WHAT TO WORK ON:
Give the data a second time, exactly and in full.

(Stored dataset items)
····················

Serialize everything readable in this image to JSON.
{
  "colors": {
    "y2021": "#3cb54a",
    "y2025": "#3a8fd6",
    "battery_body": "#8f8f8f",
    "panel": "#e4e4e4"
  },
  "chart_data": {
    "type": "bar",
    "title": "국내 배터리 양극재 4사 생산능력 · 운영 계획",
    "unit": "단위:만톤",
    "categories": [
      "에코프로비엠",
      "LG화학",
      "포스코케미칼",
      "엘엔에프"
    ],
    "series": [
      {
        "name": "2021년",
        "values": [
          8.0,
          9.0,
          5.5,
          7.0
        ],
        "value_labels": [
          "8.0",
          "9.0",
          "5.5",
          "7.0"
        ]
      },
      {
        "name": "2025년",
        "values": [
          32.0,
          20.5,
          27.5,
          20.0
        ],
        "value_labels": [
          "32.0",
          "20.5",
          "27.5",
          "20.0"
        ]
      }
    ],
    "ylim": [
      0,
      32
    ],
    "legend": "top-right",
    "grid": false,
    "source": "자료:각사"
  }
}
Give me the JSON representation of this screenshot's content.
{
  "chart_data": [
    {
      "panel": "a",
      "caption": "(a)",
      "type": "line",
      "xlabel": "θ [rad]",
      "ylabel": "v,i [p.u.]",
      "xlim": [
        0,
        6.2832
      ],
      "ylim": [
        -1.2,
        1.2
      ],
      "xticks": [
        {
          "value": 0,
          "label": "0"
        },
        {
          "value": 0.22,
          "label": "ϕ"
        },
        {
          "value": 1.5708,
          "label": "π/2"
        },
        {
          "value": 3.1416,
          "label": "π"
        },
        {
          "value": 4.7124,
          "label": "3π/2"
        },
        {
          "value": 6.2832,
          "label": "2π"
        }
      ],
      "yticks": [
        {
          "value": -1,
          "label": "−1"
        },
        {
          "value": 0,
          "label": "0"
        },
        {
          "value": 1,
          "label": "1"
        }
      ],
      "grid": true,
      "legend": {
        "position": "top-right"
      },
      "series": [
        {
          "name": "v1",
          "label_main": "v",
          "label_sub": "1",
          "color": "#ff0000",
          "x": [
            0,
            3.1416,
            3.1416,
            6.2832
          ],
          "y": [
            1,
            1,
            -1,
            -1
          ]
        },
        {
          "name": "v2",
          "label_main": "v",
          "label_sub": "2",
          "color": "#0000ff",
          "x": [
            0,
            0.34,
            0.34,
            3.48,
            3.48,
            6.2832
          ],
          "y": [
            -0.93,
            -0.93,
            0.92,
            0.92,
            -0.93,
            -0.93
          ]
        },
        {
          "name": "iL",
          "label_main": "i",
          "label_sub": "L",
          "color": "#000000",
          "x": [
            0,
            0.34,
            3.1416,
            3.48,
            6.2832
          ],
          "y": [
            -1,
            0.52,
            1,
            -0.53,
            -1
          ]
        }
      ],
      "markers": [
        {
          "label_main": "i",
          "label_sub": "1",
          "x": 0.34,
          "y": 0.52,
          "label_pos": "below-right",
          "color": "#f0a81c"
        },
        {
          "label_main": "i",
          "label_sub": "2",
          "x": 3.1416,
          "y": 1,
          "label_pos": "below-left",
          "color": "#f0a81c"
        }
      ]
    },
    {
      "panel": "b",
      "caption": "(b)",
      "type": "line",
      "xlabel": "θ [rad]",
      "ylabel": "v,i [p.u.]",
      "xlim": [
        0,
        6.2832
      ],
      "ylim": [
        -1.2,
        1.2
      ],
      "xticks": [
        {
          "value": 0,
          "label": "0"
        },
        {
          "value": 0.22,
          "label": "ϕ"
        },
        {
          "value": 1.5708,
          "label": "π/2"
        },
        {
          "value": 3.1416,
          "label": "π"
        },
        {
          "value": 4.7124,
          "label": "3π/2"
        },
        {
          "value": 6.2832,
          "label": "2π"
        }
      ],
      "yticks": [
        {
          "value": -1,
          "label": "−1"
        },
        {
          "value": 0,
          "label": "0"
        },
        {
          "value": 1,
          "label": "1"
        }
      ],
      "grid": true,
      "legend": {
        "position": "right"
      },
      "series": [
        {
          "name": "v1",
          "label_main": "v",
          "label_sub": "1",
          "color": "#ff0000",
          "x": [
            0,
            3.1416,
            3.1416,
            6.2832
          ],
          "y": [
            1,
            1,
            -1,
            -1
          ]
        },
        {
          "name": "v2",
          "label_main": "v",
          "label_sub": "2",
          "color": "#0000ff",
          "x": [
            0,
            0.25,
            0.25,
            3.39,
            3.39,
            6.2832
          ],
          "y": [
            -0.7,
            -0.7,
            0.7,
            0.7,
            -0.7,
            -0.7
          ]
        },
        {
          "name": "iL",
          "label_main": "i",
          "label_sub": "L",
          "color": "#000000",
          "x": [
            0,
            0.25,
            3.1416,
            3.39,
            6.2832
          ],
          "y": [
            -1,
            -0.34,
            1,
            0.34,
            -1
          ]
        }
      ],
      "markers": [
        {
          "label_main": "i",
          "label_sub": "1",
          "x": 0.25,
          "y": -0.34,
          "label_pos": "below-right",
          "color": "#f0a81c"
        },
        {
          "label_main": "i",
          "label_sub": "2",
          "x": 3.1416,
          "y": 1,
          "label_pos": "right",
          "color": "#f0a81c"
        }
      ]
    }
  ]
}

····················

REPLY:
Serialize everything readable in this image to JSON.
{
  "colors": {
    "y2021": "#3cb54a",
    "y2025": "#3a8fd6",
    "battery_body": "#8f8f8f",
    "panel": "#e4e4e4"
  },
  "chart_data": {
    "type": "bar",
    "title": "국내 배터리 양극재 4사 생산능력 · 운영 계획",
    "unit": "단위:만톤",
    "categories": [
      "에코프로비엠",
      "LG화학",
      "포스코케미칼",
      "엘엔에프"
    ],
    "series": [
      {
        "name": "2021년",
        "values": [
          8.0,
          9.0,
          5.5,
          7.0
        ],
        "value_labels": [
          "8.0",
          "9.0",
          "5.5",
          "7.0"
        ]
      },
      {
        "name": "2025년",
        "values": [
          32.0,
          20.5,
          27.5,
          20.0
        ],
        "value_labels": [
          "32.0",
          "20.5",
          "27.5",
          "20.0"
        ]
      }
    ],
    "ylim": [
      0,
      32
    ],
    "legend": "top-right",
    "grid": false,
    "source": "자료:각사"
  }
}
Give me the JSON representation of this screenshot's content.
{
  "chart_data": [
    {
      "panel": "a",
      "caption": "(a)",
      "type": "line",
      "xlabel": "θ [rad]",
      "ylabel": "v,i [p.u.]",
      "xlim": [
        0,
        6.2832
      ],
      "ylim": [
        -1.2,
        1.2
      ],
      "xticks": [
        {
          "value": 0,
          "label": "0"
        },
        {
          "value": 0.22,
          "label": "ϕ"
        },
        {
          "value": 1.5708,
          "label": "π/2"
        },
        {
          "value": 3.1416,
          "label": "π"
        },
        {
          "value": 4.7124,
          "label": "3π/2"
        },
        {
          "value": 6.2832,
          "label": "2π"
        }
      ],
      "yticks": [
        {
          "value": -1,
          "label": "−1"
        },
        {
          "value": 0,
          "label": "0"
        },
        {
          "value": 1,
          "label": "1"
        }
      ],
      "grid": true,
      "legend": {
        "position": "top-right"
      },
      "series": [
        {
          "name": "v1",
          "label_main": "v",
          "label_sub": "1",
          "color": "#ff0000",
          "x": [
            0,
            3.1416,
            3.1416,
            6.2832
          ],
          "y": [
            1,
            1,
            -1,
            -1
          ]
        },
        {
          "name": "v2",
          "label_main": "v",
          "label_sub": "2",
          "color": "#0000ff",
          "x": [
            0,
            0.34,
            0.34,
            3.48,
            3.48,
            6.2832
          ],
          "y": [
            -0.93,
            -0.93,
            0.92,
            0.92,
            -0.93,
            -0.93
          ]
        },
        {
          "name": "iL",
          "label_main": "i",
          "label_sub": "L",
          "color": "#000000",
          "x": [
            0,
            0.34,
            3.1416,
            3.48,
            6.2832
          ],
          "y": [
            -1,
            0.52,
            1,
            -0.53,
            -1
          ]
        }
      ],
      "markers": [
        {
          "label_main": "i",
          "label_sub": "1",
          "x": 0.34,
          "y": 0.52,
          "label_pos": "below-right",
          "color": "#f0a81c"
        },
        {
          "label_main": "i",
          "label_sub": "2",
          "x": 3.1416,
          "y": 1,
          "label_pos": "below-left",
          "color": "#f0a81c"
        }
      ]
    },
    {
      "panel": "b",
      "caption": "(b)",
      "type": "line",
      "xlabel": "θ [rad]",
      "ylabel": "v,i [p.u.]",
      "xlim": [
        0,
        6.2832
      ],
      "ylim": [
        -1.2,
        1.2
      ],
      "xticks": [
        {
          "value": 0,
          "label": "0"
        },
        {
          "value": 0.22,
          "label": "ϕ"
        },
        {
          "value": 1.5708,
          "label": "π/2"
        },
        {
          "value": 3.1416,
          "label": "π"
        },
        {
          "value": 4.7124,
          "label": "3π/2"
        },
        {
          "value": 6.2832,
          "label": "2π"
        }
      ],
      "yticks": [
        {
          "value": -1,
          "label": "−1"
        },
        {
          "value": 0,
          "label": "0"
        },
        {
          "value": 1,
          "label": "1"
        }
      ],
      "grid": true,
      "legend": {
        "position": "right"
      },
      "series": [
        {
          "name": "v1",
          "label_main": "v",
          "label_sub": "1",
          "color": "#ff0000",
          "x": [
            0,
            3.1416,
            3.1416,
            6.2832
          ],
          "y": [
            1,
            1,
            -1,
            -1
          ]
        },
        {
          "name": "v2",
          "label_main": "v",
          "label_sub": "2",
          "color": "#0000ff",
          "x": [
            0,
            0.25,
            0.25,
            3.39,
            3.39,
            6.2832
          ],
          "y": [
            -0.7,
            -0.7,
            0.7,
            0.7,
            -0.7,
            -0.7
          ]
        },
        {
          "name": "iL",
          "label_main": "i",
          "label_sub": "L",
          "color": "#000000",
          "x": [
            0,
            0.25,
            3.1416,
            3.39,
            6.2832
          ],
          "y": [
            -1,
            -0.34,
            1,
            0.34,
            -1
          ]
        }
      ],
      "markers": [
        {
          "label_main": "i",
          "label_sub": "1",
          "x": 0.25,
          "y": -0.34,
          "label_pos": "below-right",
          "color": "#f0a81c"
        },
        {
          "label_main": "i",
          "label_sub": "2",
          "x": 3.1416,
          "y": 1,
          "label_pos": "right",
          "color": "#f0a81c"
        }
      ]
    }
  ]
}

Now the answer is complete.